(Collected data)
Start

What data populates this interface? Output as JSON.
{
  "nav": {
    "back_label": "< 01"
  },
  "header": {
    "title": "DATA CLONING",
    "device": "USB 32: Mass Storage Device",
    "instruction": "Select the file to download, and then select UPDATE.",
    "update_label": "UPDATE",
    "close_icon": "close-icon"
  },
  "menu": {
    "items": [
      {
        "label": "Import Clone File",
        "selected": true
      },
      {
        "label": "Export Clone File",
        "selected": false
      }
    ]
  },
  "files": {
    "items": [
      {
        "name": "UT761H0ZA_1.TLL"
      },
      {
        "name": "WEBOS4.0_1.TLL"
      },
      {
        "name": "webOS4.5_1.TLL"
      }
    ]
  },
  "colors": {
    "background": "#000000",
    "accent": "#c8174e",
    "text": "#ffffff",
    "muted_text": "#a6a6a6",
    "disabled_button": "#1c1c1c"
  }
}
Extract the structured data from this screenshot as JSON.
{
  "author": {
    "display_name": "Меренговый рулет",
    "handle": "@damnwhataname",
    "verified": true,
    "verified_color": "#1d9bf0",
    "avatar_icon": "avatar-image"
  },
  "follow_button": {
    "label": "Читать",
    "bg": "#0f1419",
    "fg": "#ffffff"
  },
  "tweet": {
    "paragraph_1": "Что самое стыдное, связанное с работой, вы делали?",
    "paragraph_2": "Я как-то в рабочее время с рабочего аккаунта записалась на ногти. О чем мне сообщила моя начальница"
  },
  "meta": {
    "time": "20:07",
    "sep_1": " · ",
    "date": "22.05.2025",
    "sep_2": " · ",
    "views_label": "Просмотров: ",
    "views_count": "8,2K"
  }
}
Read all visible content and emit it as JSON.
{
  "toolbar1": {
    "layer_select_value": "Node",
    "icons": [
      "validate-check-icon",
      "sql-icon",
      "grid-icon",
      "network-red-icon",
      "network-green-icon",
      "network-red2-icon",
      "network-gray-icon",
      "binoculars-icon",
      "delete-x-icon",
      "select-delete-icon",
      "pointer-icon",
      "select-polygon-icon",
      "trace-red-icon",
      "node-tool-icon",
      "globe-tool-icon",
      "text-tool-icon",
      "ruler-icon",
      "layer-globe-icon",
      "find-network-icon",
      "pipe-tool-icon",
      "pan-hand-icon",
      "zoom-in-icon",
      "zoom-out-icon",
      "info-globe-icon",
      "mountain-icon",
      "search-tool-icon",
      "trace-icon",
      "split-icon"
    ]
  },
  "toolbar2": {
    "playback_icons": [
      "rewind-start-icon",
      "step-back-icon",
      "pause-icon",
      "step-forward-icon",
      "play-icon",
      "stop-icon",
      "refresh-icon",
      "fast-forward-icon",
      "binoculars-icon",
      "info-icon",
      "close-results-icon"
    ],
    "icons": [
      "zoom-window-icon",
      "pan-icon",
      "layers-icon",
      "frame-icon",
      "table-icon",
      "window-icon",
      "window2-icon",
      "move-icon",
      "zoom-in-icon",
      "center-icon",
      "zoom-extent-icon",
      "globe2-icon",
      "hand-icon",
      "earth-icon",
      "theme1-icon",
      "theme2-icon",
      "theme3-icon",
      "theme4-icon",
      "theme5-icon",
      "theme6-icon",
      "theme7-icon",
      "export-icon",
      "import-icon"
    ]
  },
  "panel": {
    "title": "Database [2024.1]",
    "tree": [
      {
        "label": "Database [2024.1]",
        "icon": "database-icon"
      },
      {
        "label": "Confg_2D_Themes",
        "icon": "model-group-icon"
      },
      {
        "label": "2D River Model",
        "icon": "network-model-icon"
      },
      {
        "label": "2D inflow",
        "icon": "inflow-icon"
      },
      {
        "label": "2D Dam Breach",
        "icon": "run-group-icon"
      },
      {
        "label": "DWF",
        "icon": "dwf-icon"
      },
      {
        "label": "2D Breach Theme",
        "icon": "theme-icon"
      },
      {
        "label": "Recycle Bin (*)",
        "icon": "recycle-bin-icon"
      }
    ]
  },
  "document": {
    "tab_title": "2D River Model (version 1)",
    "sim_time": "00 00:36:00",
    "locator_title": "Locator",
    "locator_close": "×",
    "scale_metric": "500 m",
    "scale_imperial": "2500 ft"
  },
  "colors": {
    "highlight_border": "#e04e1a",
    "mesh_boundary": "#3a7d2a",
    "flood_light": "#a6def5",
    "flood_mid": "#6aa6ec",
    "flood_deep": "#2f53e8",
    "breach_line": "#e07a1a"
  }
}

End

- [Your instructions]
The answer is a single number, the count of lines in the records that contain the string "zoom".

- [Output below]
5